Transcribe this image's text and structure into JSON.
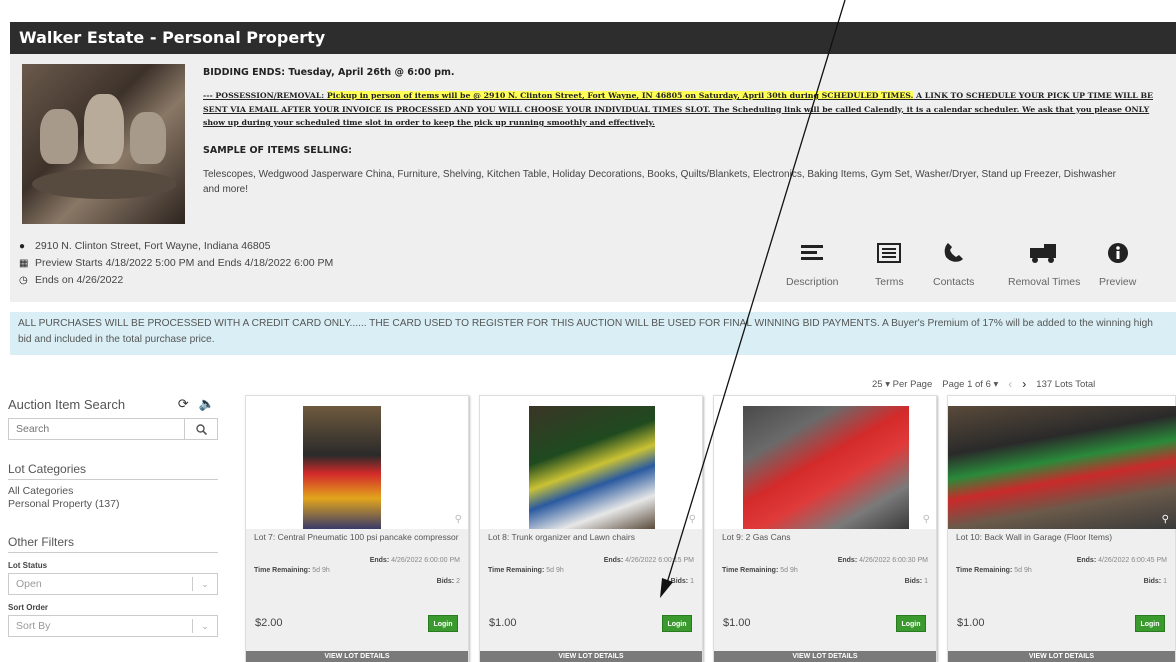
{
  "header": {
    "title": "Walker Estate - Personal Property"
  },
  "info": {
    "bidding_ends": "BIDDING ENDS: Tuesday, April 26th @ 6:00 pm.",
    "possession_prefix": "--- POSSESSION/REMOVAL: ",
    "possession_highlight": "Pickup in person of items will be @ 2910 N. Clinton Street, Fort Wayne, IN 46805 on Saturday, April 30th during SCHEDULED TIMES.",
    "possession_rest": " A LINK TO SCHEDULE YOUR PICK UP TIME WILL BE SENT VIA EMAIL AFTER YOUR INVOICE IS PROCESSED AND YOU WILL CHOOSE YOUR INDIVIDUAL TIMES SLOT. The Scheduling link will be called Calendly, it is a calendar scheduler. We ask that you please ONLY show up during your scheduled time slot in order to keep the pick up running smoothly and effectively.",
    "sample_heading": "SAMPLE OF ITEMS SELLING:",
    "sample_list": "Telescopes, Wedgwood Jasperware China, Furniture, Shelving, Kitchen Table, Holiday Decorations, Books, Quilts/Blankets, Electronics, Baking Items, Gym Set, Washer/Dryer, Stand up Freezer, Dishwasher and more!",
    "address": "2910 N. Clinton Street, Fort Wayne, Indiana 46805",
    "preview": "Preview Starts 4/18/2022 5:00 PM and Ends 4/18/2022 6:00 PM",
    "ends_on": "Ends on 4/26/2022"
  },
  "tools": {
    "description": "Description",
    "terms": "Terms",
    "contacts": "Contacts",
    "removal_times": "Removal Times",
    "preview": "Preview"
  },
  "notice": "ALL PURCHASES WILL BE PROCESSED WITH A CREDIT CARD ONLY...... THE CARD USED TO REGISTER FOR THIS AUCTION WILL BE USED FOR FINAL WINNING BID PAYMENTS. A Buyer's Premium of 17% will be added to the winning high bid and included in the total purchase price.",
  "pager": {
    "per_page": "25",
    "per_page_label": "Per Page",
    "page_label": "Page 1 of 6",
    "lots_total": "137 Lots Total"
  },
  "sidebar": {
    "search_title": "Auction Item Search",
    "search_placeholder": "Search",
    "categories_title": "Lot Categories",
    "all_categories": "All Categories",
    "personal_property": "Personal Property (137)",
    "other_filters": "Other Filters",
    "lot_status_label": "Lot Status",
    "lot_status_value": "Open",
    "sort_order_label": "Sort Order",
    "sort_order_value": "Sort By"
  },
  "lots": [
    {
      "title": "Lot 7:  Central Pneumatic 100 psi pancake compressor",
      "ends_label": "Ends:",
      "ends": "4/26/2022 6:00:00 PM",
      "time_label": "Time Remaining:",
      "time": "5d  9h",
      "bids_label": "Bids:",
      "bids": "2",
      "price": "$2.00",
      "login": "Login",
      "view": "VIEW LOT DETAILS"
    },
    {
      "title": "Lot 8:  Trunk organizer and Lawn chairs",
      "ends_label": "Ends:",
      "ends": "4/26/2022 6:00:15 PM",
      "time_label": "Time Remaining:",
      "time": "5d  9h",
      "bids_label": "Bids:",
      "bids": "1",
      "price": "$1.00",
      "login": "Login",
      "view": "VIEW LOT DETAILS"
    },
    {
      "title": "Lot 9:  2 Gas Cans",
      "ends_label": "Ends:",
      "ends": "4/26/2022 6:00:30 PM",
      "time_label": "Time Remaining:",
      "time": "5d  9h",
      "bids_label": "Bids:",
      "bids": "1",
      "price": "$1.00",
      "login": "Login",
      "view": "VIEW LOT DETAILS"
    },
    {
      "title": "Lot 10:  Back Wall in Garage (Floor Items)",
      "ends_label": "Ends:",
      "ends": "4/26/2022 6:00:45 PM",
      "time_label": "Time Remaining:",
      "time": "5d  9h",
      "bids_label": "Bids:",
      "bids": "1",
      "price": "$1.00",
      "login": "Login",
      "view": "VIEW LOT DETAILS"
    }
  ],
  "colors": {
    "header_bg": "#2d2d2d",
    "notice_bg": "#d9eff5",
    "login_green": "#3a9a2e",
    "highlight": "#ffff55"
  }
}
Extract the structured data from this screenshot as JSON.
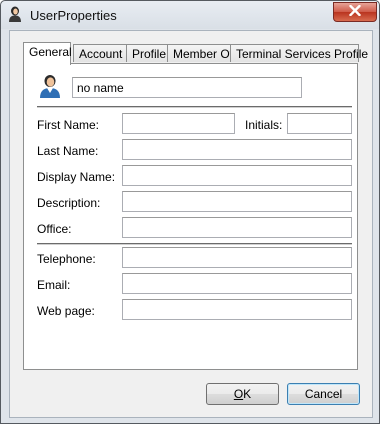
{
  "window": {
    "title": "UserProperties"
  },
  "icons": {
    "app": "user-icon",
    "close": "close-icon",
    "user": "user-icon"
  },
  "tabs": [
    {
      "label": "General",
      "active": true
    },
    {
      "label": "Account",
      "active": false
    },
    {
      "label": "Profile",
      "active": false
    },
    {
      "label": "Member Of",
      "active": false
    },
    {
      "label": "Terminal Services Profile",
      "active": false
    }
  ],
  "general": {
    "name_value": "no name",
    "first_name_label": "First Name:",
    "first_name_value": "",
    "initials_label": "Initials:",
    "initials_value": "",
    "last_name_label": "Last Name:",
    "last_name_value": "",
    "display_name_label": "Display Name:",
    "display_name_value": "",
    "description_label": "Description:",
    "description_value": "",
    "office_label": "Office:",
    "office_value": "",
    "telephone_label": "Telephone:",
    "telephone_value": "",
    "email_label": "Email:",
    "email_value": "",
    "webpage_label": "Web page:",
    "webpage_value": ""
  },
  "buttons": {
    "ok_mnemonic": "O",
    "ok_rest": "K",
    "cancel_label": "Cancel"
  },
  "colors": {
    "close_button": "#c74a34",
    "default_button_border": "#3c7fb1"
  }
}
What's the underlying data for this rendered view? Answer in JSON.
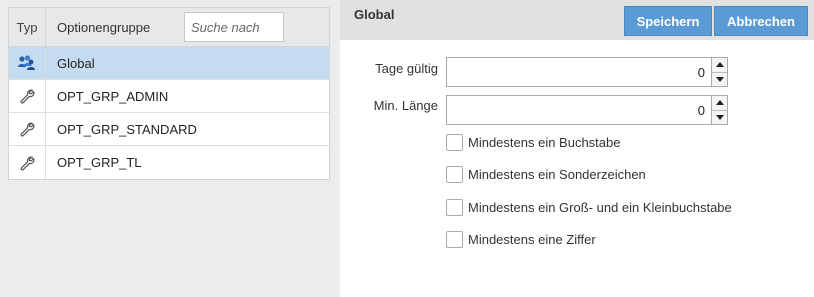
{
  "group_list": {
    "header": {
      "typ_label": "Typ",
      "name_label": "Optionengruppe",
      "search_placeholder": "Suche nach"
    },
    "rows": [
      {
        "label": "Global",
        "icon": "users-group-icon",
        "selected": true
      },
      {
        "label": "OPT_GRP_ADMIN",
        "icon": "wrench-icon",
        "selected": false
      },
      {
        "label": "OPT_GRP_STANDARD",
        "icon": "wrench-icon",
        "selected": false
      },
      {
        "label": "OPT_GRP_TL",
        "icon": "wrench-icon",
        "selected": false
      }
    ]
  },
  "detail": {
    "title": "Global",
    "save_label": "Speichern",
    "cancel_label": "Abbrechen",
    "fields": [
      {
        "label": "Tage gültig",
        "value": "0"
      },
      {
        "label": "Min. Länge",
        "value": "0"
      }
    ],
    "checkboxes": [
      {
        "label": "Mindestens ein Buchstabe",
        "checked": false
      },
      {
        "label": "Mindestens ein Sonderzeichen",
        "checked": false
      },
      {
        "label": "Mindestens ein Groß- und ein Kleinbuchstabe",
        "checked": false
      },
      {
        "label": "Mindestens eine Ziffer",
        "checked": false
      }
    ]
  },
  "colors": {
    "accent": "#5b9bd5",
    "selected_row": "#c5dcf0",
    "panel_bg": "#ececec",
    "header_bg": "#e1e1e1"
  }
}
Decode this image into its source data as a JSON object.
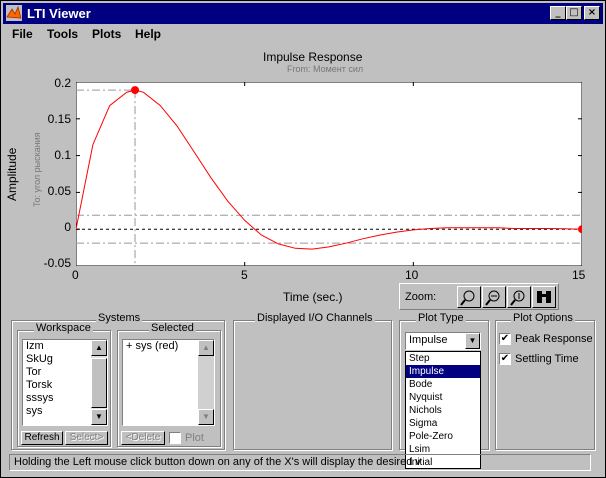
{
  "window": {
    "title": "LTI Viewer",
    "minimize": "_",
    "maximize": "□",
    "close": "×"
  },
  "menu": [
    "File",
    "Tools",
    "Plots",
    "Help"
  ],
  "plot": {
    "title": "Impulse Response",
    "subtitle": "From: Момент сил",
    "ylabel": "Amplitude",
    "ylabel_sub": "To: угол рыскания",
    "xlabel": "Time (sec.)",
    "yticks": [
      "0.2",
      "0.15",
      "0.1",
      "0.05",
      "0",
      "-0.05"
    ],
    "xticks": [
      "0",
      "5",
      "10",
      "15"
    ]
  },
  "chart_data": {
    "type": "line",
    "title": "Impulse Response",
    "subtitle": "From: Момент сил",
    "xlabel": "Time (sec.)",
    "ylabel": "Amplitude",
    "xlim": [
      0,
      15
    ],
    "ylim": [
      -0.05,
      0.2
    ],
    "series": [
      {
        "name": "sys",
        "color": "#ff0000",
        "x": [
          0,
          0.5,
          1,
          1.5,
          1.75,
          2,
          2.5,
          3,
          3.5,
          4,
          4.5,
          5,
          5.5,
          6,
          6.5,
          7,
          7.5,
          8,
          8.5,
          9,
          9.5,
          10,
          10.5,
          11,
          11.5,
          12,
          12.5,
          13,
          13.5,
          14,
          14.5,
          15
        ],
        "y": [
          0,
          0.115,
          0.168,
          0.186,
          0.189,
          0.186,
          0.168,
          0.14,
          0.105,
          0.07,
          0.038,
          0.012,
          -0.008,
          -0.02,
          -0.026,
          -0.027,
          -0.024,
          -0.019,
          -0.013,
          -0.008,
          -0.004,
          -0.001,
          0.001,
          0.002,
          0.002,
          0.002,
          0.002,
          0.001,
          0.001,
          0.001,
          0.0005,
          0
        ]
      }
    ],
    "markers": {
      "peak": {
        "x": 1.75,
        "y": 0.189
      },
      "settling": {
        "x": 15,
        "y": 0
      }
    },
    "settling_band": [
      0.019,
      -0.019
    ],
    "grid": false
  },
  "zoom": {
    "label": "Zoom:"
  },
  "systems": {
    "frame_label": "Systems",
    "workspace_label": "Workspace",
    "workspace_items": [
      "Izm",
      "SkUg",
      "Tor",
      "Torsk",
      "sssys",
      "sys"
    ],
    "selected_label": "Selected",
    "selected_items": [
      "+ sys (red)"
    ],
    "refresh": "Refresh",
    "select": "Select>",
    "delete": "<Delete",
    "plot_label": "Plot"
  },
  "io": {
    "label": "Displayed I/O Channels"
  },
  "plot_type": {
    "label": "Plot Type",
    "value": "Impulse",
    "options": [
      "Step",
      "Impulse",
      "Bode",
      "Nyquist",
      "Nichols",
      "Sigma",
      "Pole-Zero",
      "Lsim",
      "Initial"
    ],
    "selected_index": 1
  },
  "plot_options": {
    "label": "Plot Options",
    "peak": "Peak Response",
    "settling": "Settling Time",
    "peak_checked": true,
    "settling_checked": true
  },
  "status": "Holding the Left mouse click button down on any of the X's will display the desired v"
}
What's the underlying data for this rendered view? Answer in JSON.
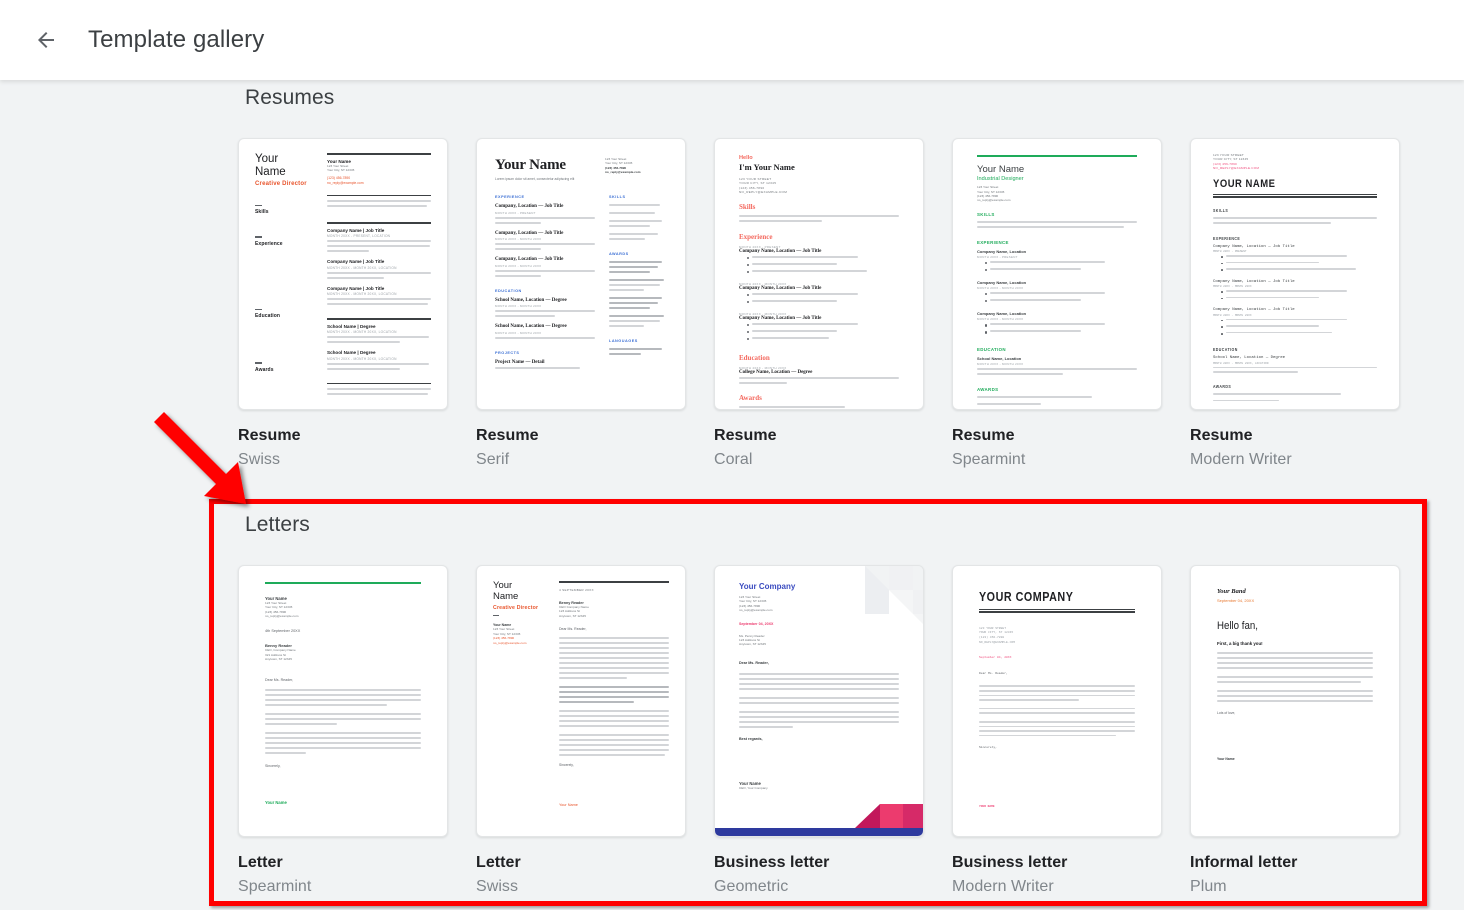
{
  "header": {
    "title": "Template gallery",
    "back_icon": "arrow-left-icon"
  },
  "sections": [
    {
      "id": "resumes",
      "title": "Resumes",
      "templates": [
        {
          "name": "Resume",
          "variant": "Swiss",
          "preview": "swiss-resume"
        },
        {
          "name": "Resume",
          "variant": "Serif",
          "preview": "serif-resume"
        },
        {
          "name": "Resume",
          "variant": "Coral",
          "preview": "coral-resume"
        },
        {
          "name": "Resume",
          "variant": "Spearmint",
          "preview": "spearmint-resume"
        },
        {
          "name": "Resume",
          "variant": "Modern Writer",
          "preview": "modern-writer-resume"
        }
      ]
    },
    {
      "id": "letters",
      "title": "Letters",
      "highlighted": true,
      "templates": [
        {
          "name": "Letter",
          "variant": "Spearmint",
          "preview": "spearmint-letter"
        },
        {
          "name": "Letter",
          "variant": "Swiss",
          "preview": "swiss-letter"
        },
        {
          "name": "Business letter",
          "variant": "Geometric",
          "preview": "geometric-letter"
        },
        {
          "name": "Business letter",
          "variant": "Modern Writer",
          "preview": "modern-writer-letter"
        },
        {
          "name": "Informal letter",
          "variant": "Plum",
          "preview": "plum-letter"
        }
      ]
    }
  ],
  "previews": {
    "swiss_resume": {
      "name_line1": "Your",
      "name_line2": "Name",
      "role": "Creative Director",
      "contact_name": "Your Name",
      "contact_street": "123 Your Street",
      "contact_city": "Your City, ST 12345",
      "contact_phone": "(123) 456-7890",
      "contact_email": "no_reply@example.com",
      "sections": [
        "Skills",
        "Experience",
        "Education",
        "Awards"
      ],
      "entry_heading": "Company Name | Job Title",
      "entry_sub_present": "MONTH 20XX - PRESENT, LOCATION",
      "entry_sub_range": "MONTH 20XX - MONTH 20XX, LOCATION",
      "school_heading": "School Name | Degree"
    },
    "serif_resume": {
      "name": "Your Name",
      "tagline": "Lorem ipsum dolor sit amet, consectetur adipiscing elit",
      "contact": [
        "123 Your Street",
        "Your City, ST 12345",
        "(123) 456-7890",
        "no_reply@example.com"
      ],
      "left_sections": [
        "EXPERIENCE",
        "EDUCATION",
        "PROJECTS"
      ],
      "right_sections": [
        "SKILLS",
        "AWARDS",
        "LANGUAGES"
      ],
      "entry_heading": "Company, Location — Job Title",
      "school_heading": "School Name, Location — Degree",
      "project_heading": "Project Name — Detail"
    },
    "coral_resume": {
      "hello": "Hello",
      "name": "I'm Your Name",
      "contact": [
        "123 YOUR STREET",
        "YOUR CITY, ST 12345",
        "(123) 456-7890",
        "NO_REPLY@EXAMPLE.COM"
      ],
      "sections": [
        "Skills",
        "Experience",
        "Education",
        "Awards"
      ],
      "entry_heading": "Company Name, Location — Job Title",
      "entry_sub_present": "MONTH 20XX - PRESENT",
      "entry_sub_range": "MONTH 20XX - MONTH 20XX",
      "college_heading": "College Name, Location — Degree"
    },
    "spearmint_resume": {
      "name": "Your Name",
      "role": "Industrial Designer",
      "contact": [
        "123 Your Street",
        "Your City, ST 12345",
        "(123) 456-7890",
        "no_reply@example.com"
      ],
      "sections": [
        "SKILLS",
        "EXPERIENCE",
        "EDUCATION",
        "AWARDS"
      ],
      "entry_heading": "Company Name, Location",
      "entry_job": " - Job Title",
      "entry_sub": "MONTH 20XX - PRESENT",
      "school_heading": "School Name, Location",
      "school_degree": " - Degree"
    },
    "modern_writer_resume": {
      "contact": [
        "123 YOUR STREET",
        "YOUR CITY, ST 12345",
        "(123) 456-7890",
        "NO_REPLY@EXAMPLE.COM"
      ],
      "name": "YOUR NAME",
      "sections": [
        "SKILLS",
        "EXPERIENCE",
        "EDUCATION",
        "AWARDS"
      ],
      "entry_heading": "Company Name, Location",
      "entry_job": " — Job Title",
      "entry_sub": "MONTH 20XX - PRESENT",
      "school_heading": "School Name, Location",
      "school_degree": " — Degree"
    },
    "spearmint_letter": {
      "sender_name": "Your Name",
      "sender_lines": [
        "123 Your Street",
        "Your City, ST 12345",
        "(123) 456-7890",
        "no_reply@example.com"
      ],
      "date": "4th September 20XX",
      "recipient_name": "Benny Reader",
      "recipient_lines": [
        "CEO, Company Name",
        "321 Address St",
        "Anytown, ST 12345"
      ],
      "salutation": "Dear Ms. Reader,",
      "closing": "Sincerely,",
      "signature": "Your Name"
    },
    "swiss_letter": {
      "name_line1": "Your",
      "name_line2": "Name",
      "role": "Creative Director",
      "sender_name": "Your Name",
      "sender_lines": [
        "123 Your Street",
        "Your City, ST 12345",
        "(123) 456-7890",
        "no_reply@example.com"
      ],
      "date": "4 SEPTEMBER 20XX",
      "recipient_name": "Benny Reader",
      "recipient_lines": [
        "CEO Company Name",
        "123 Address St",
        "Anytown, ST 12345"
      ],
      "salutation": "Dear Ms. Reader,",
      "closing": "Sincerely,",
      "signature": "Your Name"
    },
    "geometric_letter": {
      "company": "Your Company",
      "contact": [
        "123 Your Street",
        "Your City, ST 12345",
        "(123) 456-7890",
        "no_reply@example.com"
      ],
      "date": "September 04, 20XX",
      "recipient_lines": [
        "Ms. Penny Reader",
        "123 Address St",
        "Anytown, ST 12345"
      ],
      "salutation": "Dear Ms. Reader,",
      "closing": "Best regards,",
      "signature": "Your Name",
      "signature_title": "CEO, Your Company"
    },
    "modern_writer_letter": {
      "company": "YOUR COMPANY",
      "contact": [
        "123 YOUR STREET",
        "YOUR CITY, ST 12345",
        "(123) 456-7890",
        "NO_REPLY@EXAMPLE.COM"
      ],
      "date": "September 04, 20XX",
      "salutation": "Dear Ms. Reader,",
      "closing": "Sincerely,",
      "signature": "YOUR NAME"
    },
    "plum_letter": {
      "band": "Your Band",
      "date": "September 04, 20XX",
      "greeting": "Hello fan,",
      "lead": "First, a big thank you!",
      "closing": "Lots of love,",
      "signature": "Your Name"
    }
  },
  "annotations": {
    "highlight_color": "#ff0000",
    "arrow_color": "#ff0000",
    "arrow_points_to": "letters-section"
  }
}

## Task to carry out
Check each line above for "Clinton" and return the ones that have it.

## The result
    "possession_highlight": "Pickup in person of items will be @ 2910 N. Clinton Street, Fort Wayne, IN 46805 on Saturday, April 30th during SCHEDULED TIMES.",
    "address": "2910 N. Clinton Street, Fort Wayne, Indiana 46805",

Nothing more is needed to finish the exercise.